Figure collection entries
──────────────────────────────

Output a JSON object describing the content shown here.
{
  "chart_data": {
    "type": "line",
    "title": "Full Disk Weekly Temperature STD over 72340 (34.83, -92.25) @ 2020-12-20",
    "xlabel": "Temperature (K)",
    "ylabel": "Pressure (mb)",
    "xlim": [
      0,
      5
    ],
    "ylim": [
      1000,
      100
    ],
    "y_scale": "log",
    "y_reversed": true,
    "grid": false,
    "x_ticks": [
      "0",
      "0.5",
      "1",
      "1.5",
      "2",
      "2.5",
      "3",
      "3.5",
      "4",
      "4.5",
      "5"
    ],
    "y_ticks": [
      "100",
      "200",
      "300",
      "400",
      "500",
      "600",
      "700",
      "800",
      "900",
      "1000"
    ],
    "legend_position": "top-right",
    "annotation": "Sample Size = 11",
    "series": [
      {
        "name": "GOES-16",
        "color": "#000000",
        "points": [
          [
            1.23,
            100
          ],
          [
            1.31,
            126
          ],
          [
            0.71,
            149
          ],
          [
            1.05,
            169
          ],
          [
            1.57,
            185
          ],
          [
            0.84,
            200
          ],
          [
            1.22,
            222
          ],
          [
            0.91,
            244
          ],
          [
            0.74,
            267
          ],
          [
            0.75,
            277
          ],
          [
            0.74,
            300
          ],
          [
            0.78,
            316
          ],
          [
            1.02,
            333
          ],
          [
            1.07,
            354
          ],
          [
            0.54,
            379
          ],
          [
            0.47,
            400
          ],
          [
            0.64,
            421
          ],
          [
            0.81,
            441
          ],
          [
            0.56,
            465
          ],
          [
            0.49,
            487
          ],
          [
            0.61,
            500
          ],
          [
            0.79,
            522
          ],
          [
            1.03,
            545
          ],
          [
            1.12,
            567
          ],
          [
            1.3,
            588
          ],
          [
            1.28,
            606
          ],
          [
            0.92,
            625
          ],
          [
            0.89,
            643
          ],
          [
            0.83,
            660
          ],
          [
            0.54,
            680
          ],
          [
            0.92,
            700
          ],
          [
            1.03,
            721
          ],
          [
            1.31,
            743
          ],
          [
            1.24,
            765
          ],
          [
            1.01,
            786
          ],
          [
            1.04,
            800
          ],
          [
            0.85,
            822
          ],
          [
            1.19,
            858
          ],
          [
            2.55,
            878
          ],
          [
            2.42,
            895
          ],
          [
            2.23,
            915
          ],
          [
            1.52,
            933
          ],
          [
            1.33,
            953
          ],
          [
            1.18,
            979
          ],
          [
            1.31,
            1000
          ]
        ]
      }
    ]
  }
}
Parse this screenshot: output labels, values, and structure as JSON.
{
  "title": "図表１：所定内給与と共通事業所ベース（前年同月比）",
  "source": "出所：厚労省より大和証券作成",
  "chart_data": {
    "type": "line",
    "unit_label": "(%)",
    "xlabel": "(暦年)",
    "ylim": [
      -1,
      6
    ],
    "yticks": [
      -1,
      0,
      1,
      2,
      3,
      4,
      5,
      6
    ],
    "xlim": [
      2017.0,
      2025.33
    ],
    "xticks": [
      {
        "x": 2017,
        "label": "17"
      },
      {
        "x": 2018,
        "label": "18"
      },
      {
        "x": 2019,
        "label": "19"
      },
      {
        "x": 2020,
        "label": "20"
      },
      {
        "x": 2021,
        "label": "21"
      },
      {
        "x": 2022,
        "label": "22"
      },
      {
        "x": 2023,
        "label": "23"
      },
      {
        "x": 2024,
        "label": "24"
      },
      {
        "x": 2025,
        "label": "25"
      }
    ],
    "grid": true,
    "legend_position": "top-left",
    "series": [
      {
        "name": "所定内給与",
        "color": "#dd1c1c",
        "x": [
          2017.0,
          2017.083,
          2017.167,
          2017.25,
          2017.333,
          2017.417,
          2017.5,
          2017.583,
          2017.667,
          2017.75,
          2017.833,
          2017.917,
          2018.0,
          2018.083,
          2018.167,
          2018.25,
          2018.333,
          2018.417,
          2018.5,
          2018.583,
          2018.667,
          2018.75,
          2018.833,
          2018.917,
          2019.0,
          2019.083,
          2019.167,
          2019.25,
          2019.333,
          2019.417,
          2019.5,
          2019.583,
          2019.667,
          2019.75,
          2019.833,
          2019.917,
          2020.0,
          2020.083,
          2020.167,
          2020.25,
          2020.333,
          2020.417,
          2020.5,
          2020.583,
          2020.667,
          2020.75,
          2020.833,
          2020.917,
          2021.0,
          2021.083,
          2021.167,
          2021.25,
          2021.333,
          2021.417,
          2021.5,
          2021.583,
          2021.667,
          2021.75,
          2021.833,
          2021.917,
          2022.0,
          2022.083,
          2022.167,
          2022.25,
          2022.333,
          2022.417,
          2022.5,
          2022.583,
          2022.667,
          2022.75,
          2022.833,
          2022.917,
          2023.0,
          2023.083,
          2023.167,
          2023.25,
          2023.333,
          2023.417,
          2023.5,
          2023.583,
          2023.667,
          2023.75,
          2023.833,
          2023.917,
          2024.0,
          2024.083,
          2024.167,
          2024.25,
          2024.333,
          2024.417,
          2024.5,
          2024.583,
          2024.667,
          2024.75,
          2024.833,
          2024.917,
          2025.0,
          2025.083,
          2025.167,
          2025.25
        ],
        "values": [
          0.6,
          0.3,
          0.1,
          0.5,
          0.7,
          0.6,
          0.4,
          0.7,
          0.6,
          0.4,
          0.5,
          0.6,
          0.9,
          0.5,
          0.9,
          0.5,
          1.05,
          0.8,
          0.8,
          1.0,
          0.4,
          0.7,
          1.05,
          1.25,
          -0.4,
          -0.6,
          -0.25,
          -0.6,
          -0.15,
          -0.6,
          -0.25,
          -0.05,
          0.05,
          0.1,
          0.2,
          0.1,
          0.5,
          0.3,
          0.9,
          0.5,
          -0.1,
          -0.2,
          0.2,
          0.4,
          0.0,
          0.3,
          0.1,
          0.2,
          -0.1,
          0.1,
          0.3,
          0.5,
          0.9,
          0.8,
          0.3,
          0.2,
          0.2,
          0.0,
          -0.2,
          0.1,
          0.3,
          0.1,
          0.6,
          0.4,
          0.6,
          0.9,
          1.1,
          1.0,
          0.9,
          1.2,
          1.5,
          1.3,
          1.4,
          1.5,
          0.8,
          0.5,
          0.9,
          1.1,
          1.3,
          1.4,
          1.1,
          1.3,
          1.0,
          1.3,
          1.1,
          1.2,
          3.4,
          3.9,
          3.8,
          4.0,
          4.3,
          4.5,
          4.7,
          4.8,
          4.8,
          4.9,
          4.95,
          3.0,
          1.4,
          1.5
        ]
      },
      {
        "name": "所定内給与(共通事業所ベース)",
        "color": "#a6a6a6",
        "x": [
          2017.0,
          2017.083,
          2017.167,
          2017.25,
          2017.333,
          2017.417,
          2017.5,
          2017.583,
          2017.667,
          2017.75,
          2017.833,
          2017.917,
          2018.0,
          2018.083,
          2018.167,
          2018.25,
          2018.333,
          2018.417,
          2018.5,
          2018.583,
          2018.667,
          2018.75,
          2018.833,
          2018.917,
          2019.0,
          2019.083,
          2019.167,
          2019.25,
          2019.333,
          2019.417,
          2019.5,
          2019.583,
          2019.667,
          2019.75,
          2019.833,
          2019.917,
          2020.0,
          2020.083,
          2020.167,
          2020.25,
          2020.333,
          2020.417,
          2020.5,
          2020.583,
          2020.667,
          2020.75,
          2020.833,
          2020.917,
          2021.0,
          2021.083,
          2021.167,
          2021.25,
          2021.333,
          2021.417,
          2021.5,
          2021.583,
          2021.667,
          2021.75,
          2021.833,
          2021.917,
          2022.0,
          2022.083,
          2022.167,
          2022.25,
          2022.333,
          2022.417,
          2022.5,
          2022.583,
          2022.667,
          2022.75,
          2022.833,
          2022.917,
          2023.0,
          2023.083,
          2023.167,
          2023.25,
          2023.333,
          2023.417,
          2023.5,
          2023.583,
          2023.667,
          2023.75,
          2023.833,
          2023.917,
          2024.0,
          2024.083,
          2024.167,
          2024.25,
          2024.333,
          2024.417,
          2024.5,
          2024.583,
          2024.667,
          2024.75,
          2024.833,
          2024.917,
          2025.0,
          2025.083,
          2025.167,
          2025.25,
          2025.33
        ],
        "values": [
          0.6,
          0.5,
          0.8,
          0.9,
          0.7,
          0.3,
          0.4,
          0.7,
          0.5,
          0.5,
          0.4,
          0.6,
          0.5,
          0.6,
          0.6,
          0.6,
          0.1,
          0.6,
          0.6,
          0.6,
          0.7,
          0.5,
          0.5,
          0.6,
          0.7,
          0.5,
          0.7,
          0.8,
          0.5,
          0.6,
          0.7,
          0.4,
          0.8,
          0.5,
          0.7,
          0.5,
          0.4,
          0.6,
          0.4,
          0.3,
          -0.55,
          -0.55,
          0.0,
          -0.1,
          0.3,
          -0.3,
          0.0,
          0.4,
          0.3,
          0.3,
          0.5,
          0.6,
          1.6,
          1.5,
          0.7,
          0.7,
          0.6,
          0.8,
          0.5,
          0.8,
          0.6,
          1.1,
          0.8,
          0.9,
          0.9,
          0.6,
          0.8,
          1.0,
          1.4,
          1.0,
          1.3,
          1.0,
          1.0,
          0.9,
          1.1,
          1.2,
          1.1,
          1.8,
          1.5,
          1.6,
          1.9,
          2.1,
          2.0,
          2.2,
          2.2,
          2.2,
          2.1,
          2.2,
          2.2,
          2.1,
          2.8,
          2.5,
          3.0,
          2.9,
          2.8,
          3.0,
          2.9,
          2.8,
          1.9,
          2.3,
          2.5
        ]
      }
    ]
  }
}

──────────────────────────────

Aim ->
Search the data above for lines holding "JSON" and copy each of them.

Expected answer ->
Output a JSON object describing the content shown here.
Parse this screenshot: output labels, values, and structure as JSON.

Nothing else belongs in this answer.